Work to be completed: Return every line from the records below with the string "tracks".

(Data supplied Opens)

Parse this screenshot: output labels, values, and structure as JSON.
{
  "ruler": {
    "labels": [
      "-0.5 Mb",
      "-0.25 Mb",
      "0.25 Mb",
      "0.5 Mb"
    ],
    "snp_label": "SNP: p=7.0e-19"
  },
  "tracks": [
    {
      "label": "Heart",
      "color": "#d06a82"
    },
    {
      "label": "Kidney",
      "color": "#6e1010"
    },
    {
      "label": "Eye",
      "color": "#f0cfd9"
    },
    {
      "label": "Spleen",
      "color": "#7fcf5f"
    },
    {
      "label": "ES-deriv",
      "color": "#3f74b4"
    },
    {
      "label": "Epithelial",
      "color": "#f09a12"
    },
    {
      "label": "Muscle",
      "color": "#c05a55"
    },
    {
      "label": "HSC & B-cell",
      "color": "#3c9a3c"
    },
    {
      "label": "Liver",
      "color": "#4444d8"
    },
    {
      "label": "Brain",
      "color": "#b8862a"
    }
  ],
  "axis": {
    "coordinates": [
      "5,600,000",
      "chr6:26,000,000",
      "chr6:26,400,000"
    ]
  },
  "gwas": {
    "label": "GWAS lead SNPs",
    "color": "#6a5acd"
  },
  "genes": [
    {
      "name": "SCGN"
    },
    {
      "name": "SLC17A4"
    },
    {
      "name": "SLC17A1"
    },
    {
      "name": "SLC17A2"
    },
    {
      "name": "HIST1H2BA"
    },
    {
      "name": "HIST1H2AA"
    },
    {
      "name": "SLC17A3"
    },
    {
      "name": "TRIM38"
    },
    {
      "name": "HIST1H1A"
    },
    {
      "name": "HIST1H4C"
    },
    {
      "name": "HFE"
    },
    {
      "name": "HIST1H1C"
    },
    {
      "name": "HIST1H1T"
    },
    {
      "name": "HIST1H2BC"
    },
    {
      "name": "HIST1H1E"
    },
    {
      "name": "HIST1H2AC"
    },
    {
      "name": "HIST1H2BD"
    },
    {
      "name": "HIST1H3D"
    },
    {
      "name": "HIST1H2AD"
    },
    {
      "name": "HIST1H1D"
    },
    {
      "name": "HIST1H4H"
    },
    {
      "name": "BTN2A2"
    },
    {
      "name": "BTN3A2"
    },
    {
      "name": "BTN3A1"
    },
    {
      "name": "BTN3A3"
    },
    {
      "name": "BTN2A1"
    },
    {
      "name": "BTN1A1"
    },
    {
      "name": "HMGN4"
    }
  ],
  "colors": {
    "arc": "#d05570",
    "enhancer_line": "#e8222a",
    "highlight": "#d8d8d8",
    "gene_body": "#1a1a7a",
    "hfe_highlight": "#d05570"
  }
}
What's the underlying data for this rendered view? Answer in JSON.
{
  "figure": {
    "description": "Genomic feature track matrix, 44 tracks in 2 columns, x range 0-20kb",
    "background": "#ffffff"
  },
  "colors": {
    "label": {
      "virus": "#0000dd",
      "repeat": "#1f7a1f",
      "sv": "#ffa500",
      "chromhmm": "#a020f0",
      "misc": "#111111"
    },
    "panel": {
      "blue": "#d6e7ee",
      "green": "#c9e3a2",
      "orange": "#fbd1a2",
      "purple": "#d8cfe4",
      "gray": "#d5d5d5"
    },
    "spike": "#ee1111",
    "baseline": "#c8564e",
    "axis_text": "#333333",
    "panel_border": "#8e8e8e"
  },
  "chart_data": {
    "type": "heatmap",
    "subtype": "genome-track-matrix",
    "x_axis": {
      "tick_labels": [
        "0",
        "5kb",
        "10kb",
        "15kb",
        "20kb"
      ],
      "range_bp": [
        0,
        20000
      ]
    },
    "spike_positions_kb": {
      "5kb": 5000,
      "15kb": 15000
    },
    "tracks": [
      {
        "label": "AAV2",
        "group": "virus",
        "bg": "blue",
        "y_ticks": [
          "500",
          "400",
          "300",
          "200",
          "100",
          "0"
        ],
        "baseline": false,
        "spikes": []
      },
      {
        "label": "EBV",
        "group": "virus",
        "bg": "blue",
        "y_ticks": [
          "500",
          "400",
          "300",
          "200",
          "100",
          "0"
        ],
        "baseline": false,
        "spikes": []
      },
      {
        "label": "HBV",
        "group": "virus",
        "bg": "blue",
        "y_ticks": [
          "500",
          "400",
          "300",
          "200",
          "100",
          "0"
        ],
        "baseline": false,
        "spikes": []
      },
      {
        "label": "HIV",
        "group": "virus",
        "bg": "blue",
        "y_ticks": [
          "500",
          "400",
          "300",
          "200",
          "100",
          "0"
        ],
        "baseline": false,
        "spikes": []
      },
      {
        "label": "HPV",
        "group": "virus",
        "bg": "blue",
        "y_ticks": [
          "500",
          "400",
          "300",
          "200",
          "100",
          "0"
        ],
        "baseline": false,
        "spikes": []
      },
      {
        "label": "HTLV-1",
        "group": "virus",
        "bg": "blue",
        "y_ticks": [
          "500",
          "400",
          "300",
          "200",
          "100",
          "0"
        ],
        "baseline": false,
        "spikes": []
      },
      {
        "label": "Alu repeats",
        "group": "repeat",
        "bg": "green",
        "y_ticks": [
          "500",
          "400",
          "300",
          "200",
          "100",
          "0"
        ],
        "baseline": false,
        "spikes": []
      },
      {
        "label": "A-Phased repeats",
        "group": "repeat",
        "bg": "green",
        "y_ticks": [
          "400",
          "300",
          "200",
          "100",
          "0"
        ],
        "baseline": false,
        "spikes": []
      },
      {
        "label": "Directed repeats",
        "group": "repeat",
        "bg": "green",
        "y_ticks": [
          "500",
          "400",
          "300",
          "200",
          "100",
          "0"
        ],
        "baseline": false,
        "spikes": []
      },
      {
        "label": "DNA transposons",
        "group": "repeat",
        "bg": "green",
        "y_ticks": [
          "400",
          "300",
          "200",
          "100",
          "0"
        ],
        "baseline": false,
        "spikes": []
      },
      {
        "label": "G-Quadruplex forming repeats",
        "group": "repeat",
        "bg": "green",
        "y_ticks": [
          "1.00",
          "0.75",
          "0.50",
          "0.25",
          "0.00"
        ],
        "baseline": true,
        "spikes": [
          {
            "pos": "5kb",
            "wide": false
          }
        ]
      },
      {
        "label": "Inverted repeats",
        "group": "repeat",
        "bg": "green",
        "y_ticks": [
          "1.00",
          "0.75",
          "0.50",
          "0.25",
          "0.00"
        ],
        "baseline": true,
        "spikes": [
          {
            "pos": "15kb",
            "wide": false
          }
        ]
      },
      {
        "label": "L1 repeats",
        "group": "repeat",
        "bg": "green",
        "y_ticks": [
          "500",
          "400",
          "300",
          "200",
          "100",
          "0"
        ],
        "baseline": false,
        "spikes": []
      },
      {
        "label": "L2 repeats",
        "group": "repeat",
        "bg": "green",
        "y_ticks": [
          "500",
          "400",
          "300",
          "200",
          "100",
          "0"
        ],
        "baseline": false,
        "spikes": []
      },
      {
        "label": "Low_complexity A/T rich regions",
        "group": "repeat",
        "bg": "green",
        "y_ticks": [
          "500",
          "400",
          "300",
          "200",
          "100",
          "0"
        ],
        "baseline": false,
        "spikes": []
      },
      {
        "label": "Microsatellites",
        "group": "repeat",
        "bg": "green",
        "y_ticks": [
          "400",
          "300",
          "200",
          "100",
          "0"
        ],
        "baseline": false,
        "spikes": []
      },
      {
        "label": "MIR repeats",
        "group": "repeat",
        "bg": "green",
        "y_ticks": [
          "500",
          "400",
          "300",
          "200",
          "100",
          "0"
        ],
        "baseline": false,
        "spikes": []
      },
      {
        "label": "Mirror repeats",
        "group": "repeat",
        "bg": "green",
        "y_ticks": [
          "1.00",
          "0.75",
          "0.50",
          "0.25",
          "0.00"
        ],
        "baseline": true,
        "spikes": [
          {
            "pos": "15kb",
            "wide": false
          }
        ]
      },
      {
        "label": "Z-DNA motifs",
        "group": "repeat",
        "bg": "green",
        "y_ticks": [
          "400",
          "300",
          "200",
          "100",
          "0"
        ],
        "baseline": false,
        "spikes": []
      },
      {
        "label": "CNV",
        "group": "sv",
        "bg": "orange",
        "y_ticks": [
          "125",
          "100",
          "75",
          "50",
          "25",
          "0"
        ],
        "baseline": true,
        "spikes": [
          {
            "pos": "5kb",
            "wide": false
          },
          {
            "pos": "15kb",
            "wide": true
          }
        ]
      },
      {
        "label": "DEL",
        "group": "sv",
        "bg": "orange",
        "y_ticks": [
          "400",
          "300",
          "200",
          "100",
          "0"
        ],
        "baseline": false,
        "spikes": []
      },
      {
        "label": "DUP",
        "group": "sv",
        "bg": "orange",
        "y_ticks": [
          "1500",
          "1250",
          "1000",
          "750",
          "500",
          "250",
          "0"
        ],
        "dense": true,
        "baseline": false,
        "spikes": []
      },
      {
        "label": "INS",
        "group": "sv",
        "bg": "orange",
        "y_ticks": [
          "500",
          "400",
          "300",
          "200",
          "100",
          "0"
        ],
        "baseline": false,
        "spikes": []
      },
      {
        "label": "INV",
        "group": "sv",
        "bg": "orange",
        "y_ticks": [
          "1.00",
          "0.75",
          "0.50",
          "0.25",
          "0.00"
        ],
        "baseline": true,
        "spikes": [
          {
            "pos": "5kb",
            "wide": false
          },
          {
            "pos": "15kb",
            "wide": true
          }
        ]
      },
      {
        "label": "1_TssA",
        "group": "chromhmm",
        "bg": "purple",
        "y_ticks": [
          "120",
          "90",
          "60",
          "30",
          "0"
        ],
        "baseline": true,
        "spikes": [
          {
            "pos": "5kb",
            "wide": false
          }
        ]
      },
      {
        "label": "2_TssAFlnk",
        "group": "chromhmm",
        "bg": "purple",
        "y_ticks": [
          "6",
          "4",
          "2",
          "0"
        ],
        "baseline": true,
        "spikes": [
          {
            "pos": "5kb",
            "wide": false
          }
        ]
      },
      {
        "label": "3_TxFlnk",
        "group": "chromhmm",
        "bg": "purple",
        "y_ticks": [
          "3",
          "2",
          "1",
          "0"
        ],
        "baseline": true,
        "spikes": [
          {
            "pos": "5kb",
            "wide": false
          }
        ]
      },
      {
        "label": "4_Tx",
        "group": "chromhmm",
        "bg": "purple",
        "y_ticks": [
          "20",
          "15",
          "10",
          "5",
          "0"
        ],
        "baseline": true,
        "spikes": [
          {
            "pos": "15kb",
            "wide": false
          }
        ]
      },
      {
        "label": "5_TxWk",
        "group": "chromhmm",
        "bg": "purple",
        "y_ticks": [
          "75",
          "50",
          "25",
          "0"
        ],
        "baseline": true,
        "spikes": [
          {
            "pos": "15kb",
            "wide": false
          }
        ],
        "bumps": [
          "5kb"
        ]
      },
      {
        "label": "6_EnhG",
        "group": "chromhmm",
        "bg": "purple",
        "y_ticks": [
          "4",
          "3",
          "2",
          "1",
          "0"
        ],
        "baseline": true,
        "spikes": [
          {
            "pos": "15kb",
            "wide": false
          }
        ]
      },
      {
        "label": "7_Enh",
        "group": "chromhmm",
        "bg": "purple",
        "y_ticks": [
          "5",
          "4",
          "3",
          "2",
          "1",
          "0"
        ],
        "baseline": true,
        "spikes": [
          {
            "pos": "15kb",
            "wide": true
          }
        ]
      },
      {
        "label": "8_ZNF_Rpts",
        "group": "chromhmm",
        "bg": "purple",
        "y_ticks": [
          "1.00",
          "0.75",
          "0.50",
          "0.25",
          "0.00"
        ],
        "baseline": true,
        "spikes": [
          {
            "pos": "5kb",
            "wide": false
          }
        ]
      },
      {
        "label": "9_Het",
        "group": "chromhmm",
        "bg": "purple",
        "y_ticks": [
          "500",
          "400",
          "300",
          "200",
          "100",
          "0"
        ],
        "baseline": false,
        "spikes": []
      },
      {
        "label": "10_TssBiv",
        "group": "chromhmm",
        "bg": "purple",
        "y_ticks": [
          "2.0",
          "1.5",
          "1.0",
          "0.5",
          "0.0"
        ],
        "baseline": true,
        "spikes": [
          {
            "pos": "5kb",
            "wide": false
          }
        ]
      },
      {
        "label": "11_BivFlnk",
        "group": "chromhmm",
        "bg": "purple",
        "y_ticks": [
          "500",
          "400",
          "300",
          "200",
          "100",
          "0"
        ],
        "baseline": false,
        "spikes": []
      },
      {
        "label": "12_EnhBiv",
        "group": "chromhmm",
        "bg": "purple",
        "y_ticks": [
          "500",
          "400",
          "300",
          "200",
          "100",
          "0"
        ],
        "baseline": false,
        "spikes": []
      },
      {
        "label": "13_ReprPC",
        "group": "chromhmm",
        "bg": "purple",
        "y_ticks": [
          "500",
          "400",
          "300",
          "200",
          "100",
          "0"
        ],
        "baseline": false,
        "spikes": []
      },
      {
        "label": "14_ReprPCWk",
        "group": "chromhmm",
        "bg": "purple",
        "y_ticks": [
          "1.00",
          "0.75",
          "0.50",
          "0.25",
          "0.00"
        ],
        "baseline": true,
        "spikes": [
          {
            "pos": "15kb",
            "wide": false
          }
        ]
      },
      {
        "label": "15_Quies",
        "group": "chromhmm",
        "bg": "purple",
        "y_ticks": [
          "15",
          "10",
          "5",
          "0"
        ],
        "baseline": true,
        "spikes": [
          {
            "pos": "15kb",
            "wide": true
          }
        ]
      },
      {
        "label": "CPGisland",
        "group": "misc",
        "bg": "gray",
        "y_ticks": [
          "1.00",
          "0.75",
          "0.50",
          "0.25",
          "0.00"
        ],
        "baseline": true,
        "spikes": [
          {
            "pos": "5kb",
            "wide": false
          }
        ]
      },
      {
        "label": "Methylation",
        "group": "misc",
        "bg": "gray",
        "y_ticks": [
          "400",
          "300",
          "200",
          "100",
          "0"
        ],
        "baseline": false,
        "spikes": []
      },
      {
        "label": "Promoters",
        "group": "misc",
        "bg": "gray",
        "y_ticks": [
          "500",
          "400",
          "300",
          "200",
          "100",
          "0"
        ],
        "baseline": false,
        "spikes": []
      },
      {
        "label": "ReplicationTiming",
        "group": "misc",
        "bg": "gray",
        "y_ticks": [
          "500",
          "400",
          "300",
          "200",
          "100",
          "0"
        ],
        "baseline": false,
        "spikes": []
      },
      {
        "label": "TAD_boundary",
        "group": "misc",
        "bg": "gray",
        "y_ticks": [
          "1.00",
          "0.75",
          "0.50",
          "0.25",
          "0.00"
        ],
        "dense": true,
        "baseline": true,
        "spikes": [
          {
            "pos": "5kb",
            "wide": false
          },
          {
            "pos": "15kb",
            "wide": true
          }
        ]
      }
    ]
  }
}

(Data supplied Closes)

Output below:
  "tracks": [
    "description": "Genomic feature track matrix, 44 tracks in 2 columns, x range 0-20kb",
    "tracks": [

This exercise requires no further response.